- [Your instructions]: The entries that follow should be written out exactly.

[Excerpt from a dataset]
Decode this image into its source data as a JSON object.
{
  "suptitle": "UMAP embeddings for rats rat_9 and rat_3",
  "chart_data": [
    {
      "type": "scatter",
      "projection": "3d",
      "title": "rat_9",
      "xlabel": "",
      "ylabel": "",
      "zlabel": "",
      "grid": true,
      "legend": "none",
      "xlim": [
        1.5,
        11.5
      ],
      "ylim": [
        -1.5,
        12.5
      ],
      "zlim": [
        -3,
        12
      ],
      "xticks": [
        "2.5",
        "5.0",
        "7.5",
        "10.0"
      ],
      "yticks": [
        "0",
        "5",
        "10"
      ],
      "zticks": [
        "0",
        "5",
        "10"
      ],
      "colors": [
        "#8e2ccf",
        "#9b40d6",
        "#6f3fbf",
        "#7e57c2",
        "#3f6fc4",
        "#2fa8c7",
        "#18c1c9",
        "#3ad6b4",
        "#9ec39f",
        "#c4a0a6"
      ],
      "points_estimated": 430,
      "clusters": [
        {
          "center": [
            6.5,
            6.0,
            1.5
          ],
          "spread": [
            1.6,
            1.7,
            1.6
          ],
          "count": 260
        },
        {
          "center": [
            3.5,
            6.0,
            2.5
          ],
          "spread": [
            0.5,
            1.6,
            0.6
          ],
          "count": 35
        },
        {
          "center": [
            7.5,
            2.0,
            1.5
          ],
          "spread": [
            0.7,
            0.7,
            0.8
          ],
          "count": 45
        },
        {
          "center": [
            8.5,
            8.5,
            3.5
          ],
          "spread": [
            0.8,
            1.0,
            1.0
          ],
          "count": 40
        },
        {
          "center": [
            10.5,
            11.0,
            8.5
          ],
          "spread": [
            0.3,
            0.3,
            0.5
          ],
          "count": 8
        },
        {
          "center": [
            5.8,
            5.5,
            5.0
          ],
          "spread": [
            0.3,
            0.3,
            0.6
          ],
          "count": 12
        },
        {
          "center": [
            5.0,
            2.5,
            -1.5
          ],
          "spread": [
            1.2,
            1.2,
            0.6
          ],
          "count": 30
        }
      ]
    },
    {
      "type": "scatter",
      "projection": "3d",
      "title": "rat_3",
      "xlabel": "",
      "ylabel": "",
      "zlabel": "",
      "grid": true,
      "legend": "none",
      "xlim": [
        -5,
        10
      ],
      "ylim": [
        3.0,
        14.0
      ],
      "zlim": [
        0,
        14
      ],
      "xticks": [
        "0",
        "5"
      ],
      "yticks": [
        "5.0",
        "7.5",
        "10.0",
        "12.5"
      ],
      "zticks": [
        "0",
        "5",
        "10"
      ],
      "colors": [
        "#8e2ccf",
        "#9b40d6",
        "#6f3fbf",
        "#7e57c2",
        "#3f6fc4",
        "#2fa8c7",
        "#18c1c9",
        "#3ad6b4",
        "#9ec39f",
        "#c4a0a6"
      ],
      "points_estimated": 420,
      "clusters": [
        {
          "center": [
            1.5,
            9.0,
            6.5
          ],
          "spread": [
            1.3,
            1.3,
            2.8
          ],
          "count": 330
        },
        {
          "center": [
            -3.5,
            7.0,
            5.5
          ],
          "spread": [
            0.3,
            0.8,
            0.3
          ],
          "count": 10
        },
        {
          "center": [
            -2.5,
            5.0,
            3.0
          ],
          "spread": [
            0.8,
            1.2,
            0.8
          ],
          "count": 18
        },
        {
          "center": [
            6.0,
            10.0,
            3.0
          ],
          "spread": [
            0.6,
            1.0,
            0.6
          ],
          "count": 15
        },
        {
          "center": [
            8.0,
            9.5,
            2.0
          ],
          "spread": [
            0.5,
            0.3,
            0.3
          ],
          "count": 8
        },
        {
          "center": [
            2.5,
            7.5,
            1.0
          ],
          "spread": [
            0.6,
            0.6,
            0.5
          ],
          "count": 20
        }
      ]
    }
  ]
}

- [Solved problem]:
Decode this image into its source data as a JSON object.
{
  "suptitle": "UMAP embeddings for rats rat_9 and rat_3",
  "chart_data": [
    {
      "type": "scatter",
      "projection": "3d",
      "title": "rat_9",
      "xlabel": "",
      "ylabel": "",
      "zlabel": "",
      "grid": true,
      "legend": "none",
      "xlim": [
        1.5,
        11.5
      ],
      "ylim": [
        -1.5,
        12.5
      ],
      "zlim": [
        -3,
        12
      ],
      "xticks": [
        "2.5",
        "5.0",
        "7.5",
        "10.0"
      ],
      "yticks": [
        "0",
        "5",
        "10"
      ],
      "zticks": [
        "0",
        "5",
        "10"
      ],
      "colors": [
        "#8e2ccf",
        "#9b40d6",
        "#6f3fbf",
        "#7e57c2",
        "#3f6fc4",
        "#2fa8c7",
        "#18c1c9",
        "#3ad6b4",
        "#9ec39f",
        "#c4a0a6"
      ],
      "points_estimated": 430,
      "clusters": [
        {
          "center": [
            6.5,
            6.0,
            1.5
          ],
          "spread": [
            1.6,
            1.7,
            1.6
          ],
          "count": 260
        },
        {
          "center": [
            3.5,
            6.0,
            2.5
          ],
          "spread": [
            0.5,
            1.6,
            0.6
          ],
          "count": 35
        },
        {
          "center": [
            7.5,
            2.0,
            1.5
          ],
          "spread": [
            0.7,
            0.7,
            0.8
          ],
          "count": 45
        },
        {
          "center": [
            8.5,
            8.5,
            3.5
          ],
          "spread": [
            0.8,
            1.0,
            1.0
          ],
          "count": 40
        },
        {
          "center": [
            10.5,
            11.0,
            8.5
          ],
          "spread": [
            0.3,
            0.3,
            0.5
          ],
          "count": 8
        },
        {
          "center": [
            5.8,
            5.5,
            5.0
          ],
          "spread": [
            0.3,
            0.3,
            0.6
          ],
          "count": 12
        },
        {
          "center": [
            5.0,
            2.5,
            -1.5
          ],
          "spread": [
            1.2,
            1.2,
            0.6
          ],
          "count": 30
        }
      ]
    },
    {
      "type": "scatter",
      "projection": "3d",
      "title": "rat_3",
      "xlabel": "",
      "ylabel": "",
      "zlabel": "",
      "grid": true,
      "legend": "none",
      "xlim": [
        -5,
        10
      ],
      "ylim": [
        3.0,
        14.0
      ],
      "zlim": [
        0,
        14
      ],
      "xticks": [
        "0",
        "5"
      ],
      "yticks": [
        "5.0",
        "7.5",
        "10.0",
        "12.5"
      ],
      "zticks": [
        "0",
        "5",
        "10"
      ],
      "colors": [
        "#8e2ccf",
        "#9b40d6",
        "#6f3fbf",
        "#7e57c2",
        "#3f6fc4",
        "#2fa8c7",
        "#18c1c9",
        "#3ad6b4",
        "#9ec39f",
        "#c4a0a6"
      ],
      "points_estimated": 420,
      "clusters": [
        {
          "center": [
            1.5,
            9.0,
            6.5
          ],
          "spread": [
            1.3,
            1.3,
            2.8
          ],
          "count": 330
        },
        {
          "center": [
            -3.5,
            7.0,
            5.5
          ],
          "spread": [
            0.3,
            0.8,
            0.3
          ],
          "count": 10
        },
        {
          "center": [
            -2.5,
            5.0,
            3.0
          ],
          "spread": [
            0.8,
            1.2,
            0.8
          ],
          "count": 18
        },
        {
          "center": [
            6.0,
            10.0,
            3.0
          ],
          "spread": [
            0.6,
            1.0,
            0.6
          ],
          "count": 15
        },
        {
          "center": [
            8.0,
            9.5,
            2.0
          ],
          "spread": [
            0.5,
            0.3,
            0.3
          ],
          "count": 8
        },
        {
          "center": [
            2.5,
            7.5,
            1.0
          ],
          "spread": [
            0.6,
            0.6,
            0.5
          ],
          "count": 20
        }
      ]
    }
  ]
}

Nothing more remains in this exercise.